Skip the images and return the records below exactly.

• • • •

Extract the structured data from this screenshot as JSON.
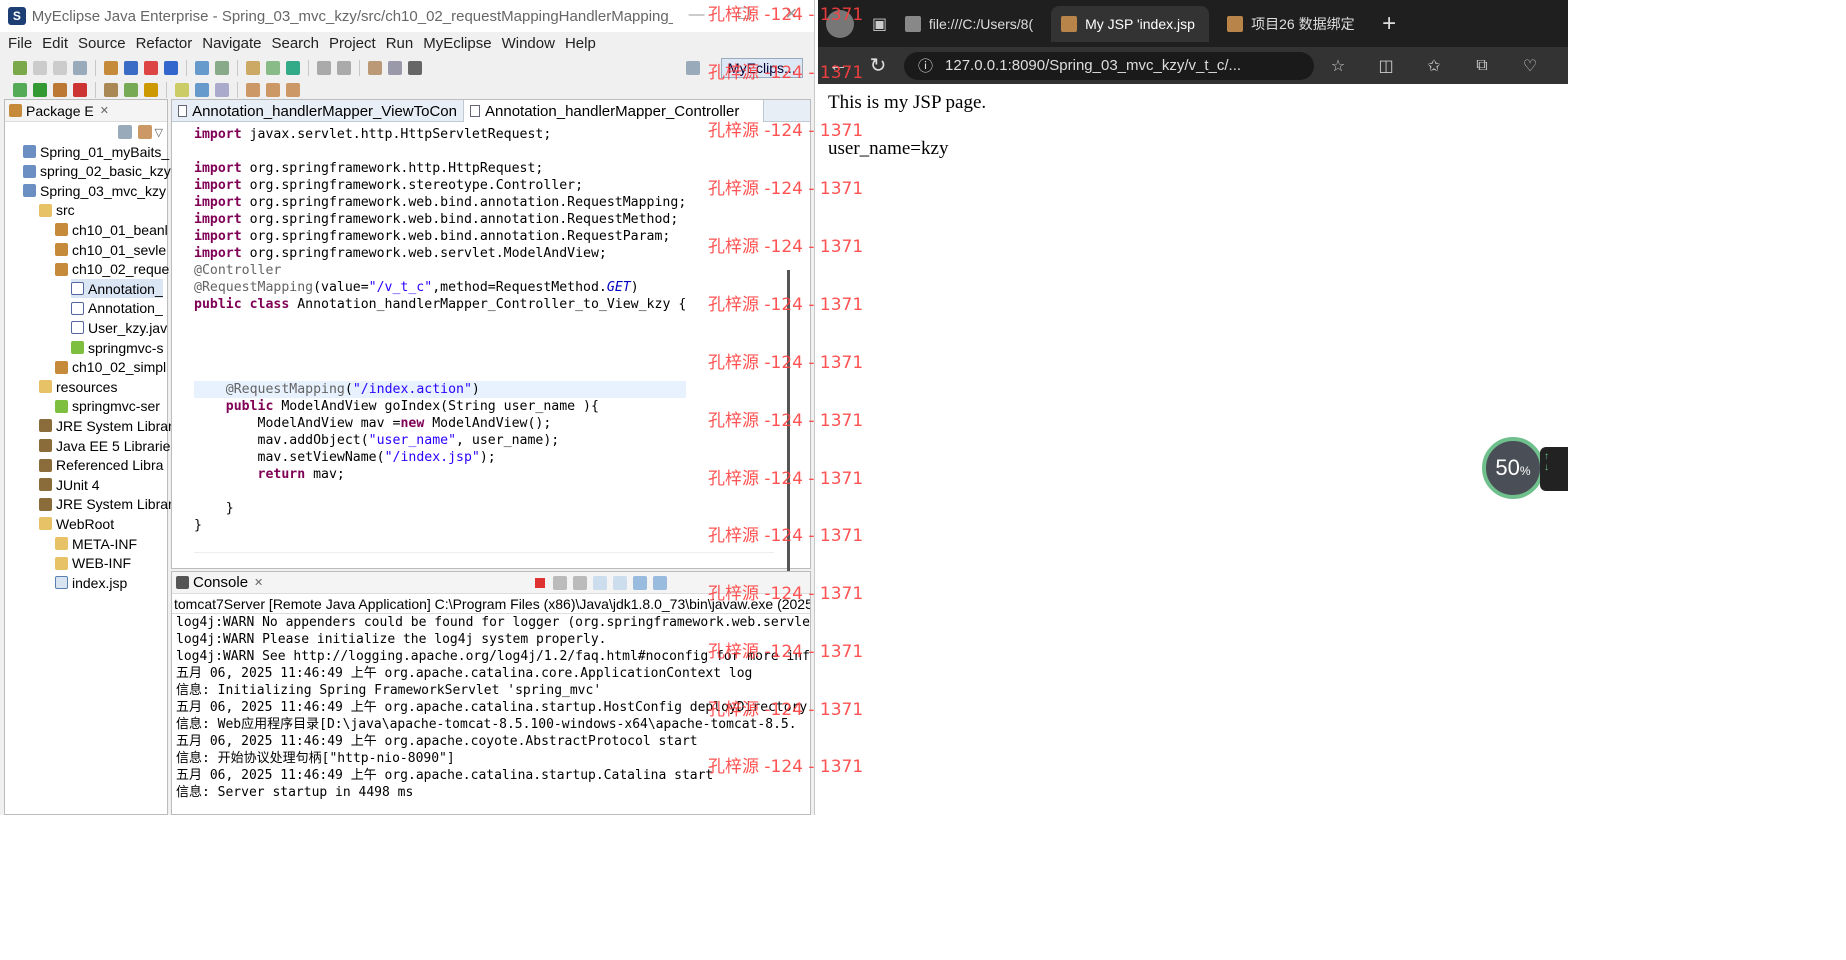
{
  "ide": {
    "title": "MyEclipse Java Enterprise - Spring_03_mvc_kzy/src/ch10_02_requestMappingHandlerMapping_kzy/Annotation_...",
    "menu": [
      "File",
      "Edit",
      "Source",
      "Refactor",
      "Navigate",
      "Search",
      "Project",
      "Run",
      "MyEclipse",
      "Window",
      "Help"
    ],
    "perspective": "MyEclips...",
    "package_explorer": {
      "tab": "Package E",
      "tree": [
        {
          "label": "Spring_01_myBaits_",
          "icon": "project-icon",
          "level": 0
        },
        {
          "label": "spring_02_basic_kzy",
          "icon": "project-icon",
          "level": 0
        },
        {
          "label": "Spring_03_mvc_kzy",
          "icon": "project-icon",
          "level": 0
        },
        {
          "label": "src",
          "icon": "source-folder-icon",
          "level": 1
        },
        {
          "label": "ch10_01_beanl",
          "icon": "package-icon",
          "level": 2
        },
        {
          "label": "ch10_01_sevle",
          "icon": "package-icon",
          "level": 2
        },
        {
          "label": "ch10_02_reque",
          "icon": "package-icon",
          "level": 2
        },
        {
          "label": "Annotation_",
          "icon": "java-file-icon",
          "level": 3,
          "selected": true
        },
        {
          "label": "Annotation_",
          "icon": "java-file-icon",
          "level": 3
        },
        {
          "label": "User_kzy.jav",
          "icon": "java-file-icon",
          "level": 3
        },
        {
          "label": "springmvc-s",
          "icon": "xml-file-icon",
          "level": 3
        },
        {
          "label": "ch10_02_simpl",
          "icon": "package-icon",
          "level": 2
        },
        {
          "label": "resources",
          "icon": "source-folder-icon",
          "level": 1
        },
        {
          "label": "springmvc-ser",
          "icon": "xml-file-icon",
          "level": 2
        },
        {
          "label": "JRE System Librar",
          "icon": "library-icon",
          "level": 1
        },
        {
          "label": "Java EE 5 Libraries",
          "icon": "library-icon",
          "level": 1
        },
        {
          "label": "Referenced Libra",
          "icon": "library-icon",
          "level": 1
        },
        {
          "label": "JUnit 4",
          "icon": "library-icon",
          "level": 1
        },
        {
          "label": "JRE System Librar",
          "icon": "library-icon",
          "level": 1
        },
        {
          "label": "WebRoot",
          "icon": "folder-icon",
          "level": 1
        },
        {
          "label": "META-INF",
          "icon": "folder-icon",
          "level": 2
        },
        {
          "label": "WEB-INF",
          "icon": "folder-icon",
          "level": 2
        },
        {
          "label": "index.jsp",
          "icon": "jsp-file-icon",
          "level": 2
        }
      ]
    },
    "editor": {
      "tabs": [
        "Annotation_handlerMapper_ViewToCon",
        "Annotation_handlerMapper_Controller"
      ],
      "lines": [
        [
          [
            "kw",
            "import"
          ],
          [
            "",
            "javax.servlet.http.HttpServletRequest;"
          ]
        ],
        [
          [
            "",
            ""
          ]
        ],
        [
          [
            "kw",
            "import"
          ],
          [
            "",
            "org.springframework.http.HttpRequest;"
          ]
        ],
        [
          [
            "kw",
            "import"
          ],
          [
            "",
            "org.springframework.stereotype.Controller;"
          ]
        ],
        [
          [
            "kw",
            "import"
          ],
          [
            "",
            "org.springframework.web.bind.annotation.RequestMapping;"
          ]
        ],
        [
          [
            "kw",
            "import"
          ],
          [
            "",
            "org.springframework.web.bind.annotation.RequestMethod;"
          ]
        ],
        [
          [
            "kw",
            "import"
          ],
          [
            "",
            "org.springframework.web.bind.annotation.RequestParam;"
          ]
        ],
        [
          [
            "kw",
            "import"
          ],
          [
            "",
            "org.springframework.web.servlet.ModelAndView;"
          ]
        ],
        [
          [
            "an",
            "@Controller"
          ]
        ],
        [
          [
            "an",
            "@RequestMapping"
          ],
          [
            "",
            "(value="
          ],
          [
            "st",
            "\"/v_t_c\""
          ],
          [
            "",
            ",method=RequestMethod."
          ],
          [
            "it",
            "GET"
          ],
          [
            "",
            ")"
          ]
        ],
        [
          [
            "kw",
            "public class"
          ],
          [
            "",
            "Annotation_handlerMapper_Controller_to_View_kzy {"
          ]
        ],
        [
          [
            "",
            ""
          ]
        ],
        [
          [
            "",
            ""
          ]
        ],
        [
          [
            "",
            ""
          ]
        ],
        [
          [
            "",
            ""
          ]
        ],
        [
          [
            "",
            "    "
          ],
          [
            "an",
            "@RequestMapping"
          ],
          [
            "",
            "("
          ],
          [
            "st",
            "\"/index.action\""
          ],
          [
            "",
            ")"
          ]
        ],
        [
          [
            "",
            "    "
          ],
          [
            "kw",
            "public"
          ],
          [
            "",
            "ModelAndView goIndex(String user_name ){"
          ]
        ],
        [
          [
            "",
            "        ModelAndView mav ="
          ],
          [
            "kw",
            "new"
          ],
          [
            "",
            "ModelAndView();"
          ]
        ],
        [
          [
            "",
            "        mav.addObject("
          ],
          [
            "st",
            "\"user_name\""
          ],
          [
            "",
            ", user_name);"
          ]
        ],
        [
          [
            "",
            "        mav.setViewName("
          ],
          [
            "st",
            "\"/index.jsp\""
          ],
          [
            "",
            ");"
          ]
        ],
        [
          [
            "",
            "        "
          ],
          [
            "kw",
            "return"
          ],
          [
            "",
            "mav;"
          ]
        ],
        [
          [
            "",
            ""
          ]
        ],
        [
          [
            "",
            "    }"
          ]
        ],
        [
          [
            "",
            "}"
          ]
        ]
      ]
    },
    "console": {
      "tab": "Console",
      "description": "tomcat7Server [Remote Java Application] C:\\Program Files (x86)\\Java\\jdk1.8.0_73\\bin\\javaw.exe (2025-",
      "lines": [
        "log4j:WARN No appenders could be found for logger (org.springframework.web.servle",
        "log4j:WARN Please initialize the log4j system properly.",
        "log4j:WARN See http://logging.apache.org/log4j/1.2/faq.html#noconfig for more inf",
        "五月 06, 2025 11:46:49 上午 org.apache.catalina.core.ApplicationContext log",
        "信息: Initializing Spring FrameworkServlet 'spring_mvc'",
        "五月 06, 2025 11:46:49 上午 org.apache.catalina.startup.HostConfig deployDirectory",
        "信息: Web应用程序目录[D:\\java\\apache-tomcat-8.5.100-windows-x64\\apache-tomcat-8.5.",
        "五月 06, 2025 11:46:49 上午 org.apache.coyote.AbstractProtocol start",
        "信息: 开始协议处理句柄[\"http-nio-8090\"]",
        "五月 06, 2025 11:46:49 上午 org.apache.catalina.startup.Catalina start",
        "信息: Server startup in 4498 ms"
      ]
    }
  },
  "browser": {
    "tabs": [
      {
        "label": "file:///C:/Users/8(",
        "active": false
      },
      {
        "label": "My JSP 'index.jsp",
        "active": true
      },
      {
        "label": "项目26 数据绑定",
        "active": false
      }
    ],
    "url": "127.0.0.1:8090/Spring_03_mvc_kzy/v_t_c/...",
    "page": {
      "line1": "This is my JSP page.",
      "line2": "user_name=kzy"
    },
    "gauge": {
      "percent": "50",
      "unit": "%"
    }
  },
  "watermark": "孔梓源 -124 - 1371"
}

• • • •

▸ Written response:
Extract the structured data from this screenshot as JSON.
{
  "ide": {
    "title": "MyEclipse Java Enterprise - Spring_03_mvc_kzy/src/ch10_02_requestMappingHandlerMapping_kzy/Annotation_...",
    "menu": [
      "File",
      "Edit",
      "Source",
      "Refactor",
      "Navigate",
      "Search",
      "Project",
      "Run",
      "MyEclipse",
      "Window",
      "Help"
    ],
    "perspective": "MyEclips...",
    "package_explorer": {
      "tab": "Package E",
      "tree": [
        {
          "label": "Spring_01_myBaits_",
          "icon": "project-icon",
          "level": 0
        },
        {
          "label": "spring_02_basic_kzy",
          "icon": "project-icon",
          "level": 0
        },
        {
          "label": "Spring_03_mvc_kzy",
          "icon": "project-icon",
          "level": 0
        },
        {
          "label": "src",
          "icon": "source-folder-icon",
          "level": 1
        },
        {
          "label": "ch10_01_beanl",
          "icon": "package-icon",
          "level": 2
        },
        {
          "label": "ch10_01_sevle",
          "icon": "package-icon",
          "level": 2
        },
        {
          "label": "ch10_02_reque",
          "icon": "package-icon",
          "level": 2
        },
        {
          "label": "Annotation_",
          "icon": "java-file-icon",
          "level": 3,
          "selected": true
        },
        {
          "label": "Annotation_",
          "icon": "java-file-icon",
          "level": 3
        },
        {
          "label": "User_kzy.jav",
          "icon": "java-file-icon",
          "level": 3
        },
        {
          "label": "springmvc-s",
          "icon": "xml-file-icon",
          "level": 3
        },
        {
          "label": "ch10_02_simpl",
          "icon": "package-icon",
          "level": 2
        },
        {
          "label": "resources",
          "icon": "source-folder-icon",
          "level": 1
        },
        {
          "label": "springmvc-ser",
          "icon": "xml-file-icon",
          "level": 2
        },
        {
          "label": "JRE System Librar",
          "icon": "library-icon",
          "level": 1
        },
        {
          "label": "Java EE 5 Libraries",
          "icon": "library-icon",
          "level": 1
        },
        {
          "label": "Referenced Libra",
          "icon": "library-icon",
          "level": 1
        },
        {
          "label": "JUnit 4",
          "icon": "library-icon",
          "level": 1
        },
        {
          "label": "JRE System Librar",
          "icon": "library-icon",
          "level": 1
        },
        {
          "label": "WebRoot",
          "icon": "folder-icon",
          "level": 1
        },
        {
          "label": "META-INF",
          "icon": "folder-icon",
          "level": 2
        },
        {
          "label": "WEB-INF",
          "icon": "folder-icon",
          "level": 2
        },
        {
          "label": "index.jsp",
          "icon": "jsp-file-icon",
          "level": 2
        }
      ]
    },
    "editor": {
      "tabs": [
        "Annotation_handlerMapper_ViewToCon",
        "Annotation_handlerMapper_Controller"
      ],
      "lines": [
        [
          [
            "kw",
            "import"
          ],
          [
            "",
            "javax.servlet.http.HttpServletRequest;"
          ]
        ],
        [
          [
            "",
            ""
          ]
        ],
        [
          [
            "kw",
            "import"
          ],
          [
            "",
            "org.springframework.http.HttpRequest;"
          ]
        ],
        [
          [
            "kw",
            "import"
          ],
          [
            "",
            "org.springframework.stereotype.Controller;"
          ]
        ],
        [
          [
            "kw",
            "import"
          ],
          [
            "",
            "org.springframework.web.bind.annotation.RequestMapping;"
          ]
        ],
        [
          [
            "kw",
            "import"
          ],
          [
            "",
            "org.springframework.web.bind.annotation.RequestMethod;"
          ]
        ],
        [
          [
            "kw",
            "import"
          ],
          [
            "",
            "org.springframework.web.bind.annotation.RequestParam;"
          ]
        ],
        [
          [
            "kw",
            "import"
          ],
          [
            "",
            "org.springframework.web.servlet.ModelAndView;"
          ]
        ],
        [
          [
            "an",
            "@Controller"
          ]
        ],
        [
          [
            "an",
            "@RequestMapping"
          ],
          [
            "",
            "(value="
          ],
          [
            "st",
            "\"/v_t_c\""
          ],
          [
            "",
            ",method=RequestMethod."
          ],
          [
            "it",
            "GET"
          ],
          [
            "",
            ")"
          ]
        ],
        [
          [
            "kw",
            "public class"
          ],
          [
            "",
            "Annotation_handlerMapper_Controller_to_View_kzy {"
          ]
        ],
        [
          [
            "",
            ""
          ]
        ],
        [
          [
            "",
            ""
          ]
        ],
        [
          [
            "",
            ""
          ]
        ],
        [
          [
            "",
            ""
          ]
        ],
        [
          [
            "",
            "    "
          ],
          [
            "an",
            "@RequestMapping"
          ],
          [
            "",
            "("
          ],
          [
            "st",
            "\"/index.action\""
          ],
          [
            "",
            ")"
          ]
        ],
        [
          [
            "",
            "    "
          ],
          [
            "kw",
            "public"
          ],
          [
            "",
            "ModelAndView goIndex(String user_name ){"
          ]
        ],
        [
          [
            "",
            "        ModelAndView mav ="
          ],
          [
            "kw",
            "new"
          ],
          [
            "",
            "ModelAndView();"
          ]
        ],
        [
          [
            "",
            "        mav.addObject("
          ],
          [
            "st",
            "\"user_name\""
          ],
          [
            "",
            ", user_name);"
          ]
        ],
        [
          [
            "",
            "        mav.setViewName("
          ],
          [
            "st",
            "\"/index.jsp\""
          ],
          [
            "",
            ");"
          ]
        ],
        [
          [
            "",
            "        "
          ],
          [
            "kw",
            "return"
          ],
          [
            "",
            "mav;"
          ]
        ],
        [
          [
            "",
            ""
          ]
        ],
        [
          [
            "",
            "    }"
          ]
        ],
        [
          [
            "",
            "}"
          ]
        ]
      ]
    },
    "console": {
      "tab": "Console",
      "description": "tomcat7Server [Remote Java Application] C:\\Program Files (x86)\\Java\\jdk1.8.0_73\\bin\\javaw.exe (2025-",
      "lines": [
        "log4j:WARN No appenders could be found for logger (org.springframework.web.servle",
        "log4j:WARN Please initialize the log4j system properly.",
        "log4j:WARN See http://logging.apache.org/log4j/1.2/faq.html#noconfig for more inf",
        "五月 06, 2025 11:46:49 上午 org.apache.catalina.core.ApplicationContext log",
        "信息: Initializing Spring FrameworkServlet 'spring_mvc'",
        "五月 06, 2025 11:46:49 上午 org.apache.catalina.startup.HostConfig deployDirectory",
        "信息: Web应用程序目录[D:\\java\\apache-tomcat-8.5.100-windows-x64\\apache-tomcat-8.5.",
        "五月 06, 2025 11:46:49 上午 org.apache.coyote.AbstractProtocol start",
        "信息: 开始协议处理句柄[\"http-nio-8090\"]",
        "五月 06, 2025 11:46:49 上午 org.apache.catalina.startup.Catalina start",
        "信息: Server startup in 4498 ms"
      ]
    }
  },
  "browser": {
    "tabs": [
      {
        "label": "file:///C:/Users/8(",
        "active": false
      },
      {
        "label": "My JSP 'index.jsp",
        "active": true
      },
      {
        "label": "项目26 数据绑定",
        "active": false
      }
    ],
    "url": "127.0.0.1:8090/Spring_03_mvc_kzy/v_t_c/...",
    "page": {
      "line1": "This is my JSP page.",
      "line2": "user_name=kzy"
    },
    "gauge": {
      "percent": "50",
      "unit": "%"
    }
  },
  "watermark": "孔梓源 -124 - 1371"
}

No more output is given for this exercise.